● **Given instruction**
Copy, from the entries below, each line where the word "data" can be found.
────
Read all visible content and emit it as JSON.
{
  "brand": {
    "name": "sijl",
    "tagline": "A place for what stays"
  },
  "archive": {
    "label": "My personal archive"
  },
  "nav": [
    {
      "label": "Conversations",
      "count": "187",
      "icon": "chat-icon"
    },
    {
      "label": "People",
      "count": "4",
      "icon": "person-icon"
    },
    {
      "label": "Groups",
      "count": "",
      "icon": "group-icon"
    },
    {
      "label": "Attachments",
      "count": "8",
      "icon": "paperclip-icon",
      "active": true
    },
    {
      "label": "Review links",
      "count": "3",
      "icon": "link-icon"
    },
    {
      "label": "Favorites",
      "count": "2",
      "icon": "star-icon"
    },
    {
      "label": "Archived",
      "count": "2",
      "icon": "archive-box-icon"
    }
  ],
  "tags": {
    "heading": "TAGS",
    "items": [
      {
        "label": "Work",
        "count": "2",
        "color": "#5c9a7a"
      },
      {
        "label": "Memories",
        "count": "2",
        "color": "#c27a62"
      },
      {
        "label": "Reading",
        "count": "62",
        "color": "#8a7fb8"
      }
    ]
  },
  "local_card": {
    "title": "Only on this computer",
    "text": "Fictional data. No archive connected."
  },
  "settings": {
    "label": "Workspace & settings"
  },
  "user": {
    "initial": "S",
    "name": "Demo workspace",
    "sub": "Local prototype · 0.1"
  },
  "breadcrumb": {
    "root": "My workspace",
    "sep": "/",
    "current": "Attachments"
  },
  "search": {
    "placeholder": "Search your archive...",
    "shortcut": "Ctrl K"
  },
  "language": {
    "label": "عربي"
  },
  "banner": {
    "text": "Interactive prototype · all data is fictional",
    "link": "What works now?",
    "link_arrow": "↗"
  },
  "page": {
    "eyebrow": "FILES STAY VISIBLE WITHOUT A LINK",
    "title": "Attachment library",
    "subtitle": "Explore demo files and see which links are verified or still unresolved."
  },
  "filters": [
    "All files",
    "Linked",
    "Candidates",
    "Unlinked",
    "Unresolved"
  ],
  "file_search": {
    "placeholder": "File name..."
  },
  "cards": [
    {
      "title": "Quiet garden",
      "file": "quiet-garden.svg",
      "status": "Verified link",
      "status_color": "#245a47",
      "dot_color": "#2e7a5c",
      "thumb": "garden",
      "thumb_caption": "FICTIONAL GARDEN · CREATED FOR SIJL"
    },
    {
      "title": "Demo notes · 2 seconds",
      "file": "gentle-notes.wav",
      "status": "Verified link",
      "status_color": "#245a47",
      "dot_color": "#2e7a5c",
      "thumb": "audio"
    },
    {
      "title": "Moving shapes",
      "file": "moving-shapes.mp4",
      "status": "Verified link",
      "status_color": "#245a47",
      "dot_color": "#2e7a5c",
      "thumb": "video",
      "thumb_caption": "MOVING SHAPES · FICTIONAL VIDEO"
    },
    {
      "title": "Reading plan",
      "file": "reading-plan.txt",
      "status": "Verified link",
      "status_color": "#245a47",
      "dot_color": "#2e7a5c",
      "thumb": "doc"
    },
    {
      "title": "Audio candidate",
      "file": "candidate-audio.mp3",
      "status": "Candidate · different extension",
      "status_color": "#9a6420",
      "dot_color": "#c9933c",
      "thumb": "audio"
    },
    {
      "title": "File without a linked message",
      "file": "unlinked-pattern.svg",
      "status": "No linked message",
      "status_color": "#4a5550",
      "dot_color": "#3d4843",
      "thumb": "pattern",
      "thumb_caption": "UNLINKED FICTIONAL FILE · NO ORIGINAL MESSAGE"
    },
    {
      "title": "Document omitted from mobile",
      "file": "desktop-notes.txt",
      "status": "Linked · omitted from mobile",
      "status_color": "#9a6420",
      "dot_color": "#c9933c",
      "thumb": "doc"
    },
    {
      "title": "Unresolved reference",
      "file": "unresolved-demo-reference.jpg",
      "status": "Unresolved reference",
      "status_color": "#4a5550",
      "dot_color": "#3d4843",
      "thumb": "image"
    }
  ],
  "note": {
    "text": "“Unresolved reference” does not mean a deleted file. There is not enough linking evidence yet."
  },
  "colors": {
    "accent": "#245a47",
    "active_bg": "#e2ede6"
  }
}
────
● **Result**
    "text": "Fictional data. No archive connected."
    "text": "Interactive prototype · all data is fictional",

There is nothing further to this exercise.